_EXERCISE REQUIREMENTS:_ Retype every entry exactly, character for character.

Data entries
..........

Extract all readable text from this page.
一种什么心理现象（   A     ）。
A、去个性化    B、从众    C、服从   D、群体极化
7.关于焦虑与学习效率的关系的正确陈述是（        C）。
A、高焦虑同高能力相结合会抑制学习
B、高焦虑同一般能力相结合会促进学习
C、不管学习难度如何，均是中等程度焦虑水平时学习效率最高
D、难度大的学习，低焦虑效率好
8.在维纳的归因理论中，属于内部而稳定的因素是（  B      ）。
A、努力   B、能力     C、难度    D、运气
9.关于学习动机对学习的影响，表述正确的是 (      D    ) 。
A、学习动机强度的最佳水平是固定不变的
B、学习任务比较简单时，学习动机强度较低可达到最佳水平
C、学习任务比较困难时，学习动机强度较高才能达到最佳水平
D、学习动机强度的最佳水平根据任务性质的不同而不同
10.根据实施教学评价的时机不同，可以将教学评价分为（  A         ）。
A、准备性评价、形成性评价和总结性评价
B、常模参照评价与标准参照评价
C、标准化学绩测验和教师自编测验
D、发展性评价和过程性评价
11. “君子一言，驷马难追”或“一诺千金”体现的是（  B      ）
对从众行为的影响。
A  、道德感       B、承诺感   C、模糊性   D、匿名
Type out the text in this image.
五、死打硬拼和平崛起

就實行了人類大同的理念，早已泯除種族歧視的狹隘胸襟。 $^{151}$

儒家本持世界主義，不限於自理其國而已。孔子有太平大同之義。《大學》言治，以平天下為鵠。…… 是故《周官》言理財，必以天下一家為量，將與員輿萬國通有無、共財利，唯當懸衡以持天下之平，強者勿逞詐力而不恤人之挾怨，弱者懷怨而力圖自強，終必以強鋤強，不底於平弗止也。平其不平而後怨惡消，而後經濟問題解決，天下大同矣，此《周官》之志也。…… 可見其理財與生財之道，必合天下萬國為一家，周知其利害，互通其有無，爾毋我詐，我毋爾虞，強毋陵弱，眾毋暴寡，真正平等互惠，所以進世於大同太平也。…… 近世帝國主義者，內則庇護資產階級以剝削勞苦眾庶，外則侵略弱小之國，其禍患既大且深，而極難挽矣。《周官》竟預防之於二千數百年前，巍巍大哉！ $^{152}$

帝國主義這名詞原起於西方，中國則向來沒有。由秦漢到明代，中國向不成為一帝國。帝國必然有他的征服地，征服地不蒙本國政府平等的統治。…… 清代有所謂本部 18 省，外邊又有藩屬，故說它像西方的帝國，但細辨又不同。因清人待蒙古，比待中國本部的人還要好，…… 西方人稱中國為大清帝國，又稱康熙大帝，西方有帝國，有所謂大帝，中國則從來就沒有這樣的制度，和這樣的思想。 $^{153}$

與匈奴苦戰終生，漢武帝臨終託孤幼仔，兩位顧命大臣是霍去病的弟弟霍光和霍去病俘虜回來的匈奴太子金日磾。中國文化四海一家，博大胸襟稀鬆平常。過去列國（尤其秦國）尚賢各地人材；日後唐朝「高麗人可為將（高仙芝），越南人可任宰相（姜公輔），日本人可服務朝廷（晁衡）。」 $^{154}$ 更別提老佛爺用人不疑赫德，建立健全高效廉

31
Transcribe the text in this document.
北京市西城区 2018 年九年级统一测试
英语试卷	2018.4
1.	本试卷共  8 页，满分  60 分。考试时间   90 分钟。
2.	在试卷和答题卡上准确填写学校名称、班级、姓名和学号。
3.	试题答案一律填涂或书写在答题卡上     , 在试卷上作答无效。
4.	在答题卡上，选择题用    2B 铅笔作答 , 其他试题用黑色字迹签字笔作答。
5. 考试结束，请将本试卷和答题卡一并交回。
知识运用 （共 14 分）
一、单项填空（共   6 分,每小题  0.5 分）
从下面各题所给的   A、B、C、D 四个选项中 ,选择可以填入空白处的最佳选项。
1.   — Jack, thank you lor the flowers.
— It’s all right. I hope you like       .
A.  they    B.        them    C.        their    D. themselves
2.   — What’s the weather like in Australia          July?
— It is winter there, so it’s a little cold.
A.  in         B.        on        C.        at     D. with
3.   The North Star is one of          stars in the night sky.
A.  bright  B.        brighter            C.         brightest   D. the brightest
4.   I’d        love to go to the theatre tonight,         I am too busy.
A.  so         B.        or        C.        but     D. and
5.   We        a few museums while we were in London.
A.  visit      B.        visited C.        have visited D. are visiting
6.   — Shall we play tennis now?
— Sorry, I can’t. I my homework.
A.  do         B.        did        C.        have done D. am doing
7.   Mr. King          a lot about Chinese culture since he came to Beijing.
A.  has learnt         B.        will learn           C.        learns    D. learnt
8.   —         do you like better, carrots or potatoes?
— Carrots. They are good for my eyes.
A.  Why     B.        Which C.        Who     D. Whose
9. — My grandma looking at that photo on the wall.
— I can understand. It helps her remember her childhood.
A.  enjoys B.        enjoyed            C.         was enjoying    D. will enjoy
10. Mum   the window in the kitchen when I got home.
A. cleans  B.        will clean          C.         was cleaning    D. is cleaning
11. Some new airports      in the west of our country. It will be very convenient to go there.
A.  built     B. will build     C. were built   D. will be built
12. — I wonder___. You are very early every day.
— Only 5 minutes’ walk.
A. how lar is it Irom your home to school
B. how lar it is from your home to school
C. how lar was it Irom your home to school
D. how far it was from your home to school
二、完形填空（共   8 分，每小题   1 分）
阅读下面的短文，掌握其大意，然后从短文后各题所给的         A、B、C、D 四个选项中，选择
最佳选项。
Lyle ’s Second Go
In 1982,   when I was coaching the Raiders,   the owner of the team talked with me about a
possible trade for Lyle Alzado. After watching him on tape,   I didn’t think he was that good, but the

..........

_ANSWER TO THIS TASK:_
Extract all readable text from this page.
一种什么心理现象（   A     ）。
A、去个性化    B、从众    C、服从   D、群体极化
7.关于焦虑与学习效率的关系的正确陈述是（        C）。
A、高焦虑同高能力相结合会抑制学习
B、高焦虑同一般能力相结合会促进学习
C、不管学习难度如何，均是中等程度焦虑水平时学习效率最高
D、难度大的学习，低焦虑效率好
8.在维纳的归因理论中，属于内部而稳定的因素是（  B      ）。
A、努力   B、能力     C、难度    D、运气
9.关于学习动机对学习的影响，表述正确的是 (      D    ) 。
A、学习动机强度的最佳水平是固定不变的
B、学习任务比较简单时，学习动机强度较低可达到最佳水平
C、学习任务比较困难时，学习动机强度较高才能达到最佳水平
D、学习动机强度的最佳水平根据任务性质的不同而不同
10.根据实施教学评价的时机不同，可以将教学评价分为（  A         ）。
A、准备性评价、形成性评价和总结性评价
B、常模参照评价与标准参照评价
C、标准化学绩测验和教师自编测验
D、发展性评价和过程性评价
11. “君子一言，驷马难追”或“一诺千金”体现的是（  B      ）
对从众行为的影响。
A  、道德感       B、承诺感   C、模糊性   D、匿名
Type out the text in this image.
五、死打硬拼和平崛起

就實行了人類大同的理念，早已泯除種族歧視的狹隘胸襟。 $^{151}$

儒家本持世界主義，不限於自理其國而已。孔子有太平大同之義。《大學》言治，以平天下為鵠。…… 是故《周官》言理財，必以天下一家為量，將與員輿萬國通有無、共財利，唯當懸衡以持天下之平，強者勿逞詐力而不恤人之挾怨，弱者懷怨而力圖自強，終必以強鋤強，不底於平弗止也。平其不平而後怨惡消，而後經濟問題解決，天下大同矣，此《周官》之志也。…… 可見其理財與生財之道，必合天下萬國為一家，周知其利害，互通其有無，爾毋我詐，我毋爾虞，強毋陵弱，眾毋暴寡，真正平等互惠，所以進世於大同太平也。…… 近世帝國主義者，內則庇護資產階級以剝削勞苦眾庶，外則侵略弱小之國，其禍患既大且深，而極難挽矣。《周官》竟預防之於二千數百年前，巍巍大哉！ $^{152}$

帝國主義這名詞原起於西方，中國則向來沒有。由秦漢到明代，中國向不成為一帝國。帝國必然有他的征服地，征服地不蒙本國政府平等的統治。…… 清代有所謂本部 18 省，外邊又有藩屬，故說它像西方的帝國，但細辨又不同。因清人待蒙古，比待中國本部的人還要好，…… 西方人稱中國為大清帝國，又稱康熙大帝，西方有帝國，有所謂大帝，中國則從來就沒有這樣的制度，和這樣的思想。 $^{153}$

與匈奴苦戰終生，漢武帝臨終託孤幼仔，兩位顧命大臣是霍去病的弟弟霍光和霍去病俘虜回來的匈奴太子金日磾。中國文化四海一家，博大胸襟稀鬆平常。過去列國（尤其秦國）尚賢各地人材；日後唐朝「高麗人可為將（高仙芝），越南人可任宰相（姜公輔），日本人可服務朝廷（晁衡）。」 $^{154}$ 更別提老佛爺用人不疑赫德，建立健全高效廉

31
Transcribe the text in this document.
北京市西城区 2018 年九年级统一测试
英语试卷	2018.4
1.	本试卷共  8 页，满分  60 分。考试时间   90 分钟。
2.	在试卷和答题卡上准确填写学校名称、班级、姓名和学号。
3.	试题答案一律填涂或书写在答题卡上     , 在试卷上作答无效。
4.	在答题卡上，选择题用    2B 铅笔作答 , 其他试题用黑色字迹签字笔作答。
5. 考试结束，请将本试卷和答题卡一并交回。
知识运用 （共 14 分）
一、单项填空（共   6 分,每小题  0.5 分）
从下面各题所给的   A、B、C、D 四个选项中 ,选择可以填入空白处的最佳选项。
1.   — Jack, thank you lor the flowers.
— It’s all right. I hope you like       .
A.  they    B.        them    C.        their    D. themselves
2.   — What’s the weather like in Australia          July?
— It is winter there, so it’s a little cold.
A.  in         B.        on        C.        at     D. with
3.   The North Star is one of          stars in the night sky.
A.  bright  B.        brighter            C.         brightest   D. the brightest
4.   I’d        love to go to the theatre tonight,         I am too busy.
A.  so         B.        or        C.        but     D. and
5.   We        a few museums while we were in London.
A.  visit      B.        visited C.        have visited D. are visiting
6.   — Shall we play tennis now?
— Sorry, I can’t. I my homework.
A.  do         B.        did        C.        have done D. am doing
7.   Mr. King          a lot about Chinese culture since he came to Beijing.
A.  has learnt         B.        will learn           C.        learns    D. learnt
8.   —         do you like better, carrots or potatoes?
— Carrots. They are good for my eyes.
A.  Why     B.        Which C.        Who     D. Whose
9. — My grandma looking at that photo on the wall.
— I can understand. It helps her remember her childhood.
A.  enjoys B.        enjoyed            C.         was enjoying    D. will enjoy
10. Mum   the window in the kitchen when I got home.
A. cleans  B.        will clean          C.         was cleaning    D. is cleaning
11. Some new airports      in the west of our country. It will be very convenient to go there.
A.  built     B. will build     C. were built   D. will be built
12. — I wonder___. You are very early every day.
— Only 5 minutes’ walk.
A. how lar is it Irom your home to school
B. how lar it is from your home to school
C. how lar was it Irom your home to school
D. how far it was from your home to school
二、完形填空（共   8 分，每小题   1 分）
阅读下面的短文，掌握其大意，然后从短文后各题所给的         A、B、C、D 四个选项中，选择
最佳选项。
Lyle ’s Second Go
In 1982,   when I was coaching the Raiders,   the owner of the team talked with me about a
possible trade for Lyle Alzado. After watching him on tape,   I didn’t think he was that good, but the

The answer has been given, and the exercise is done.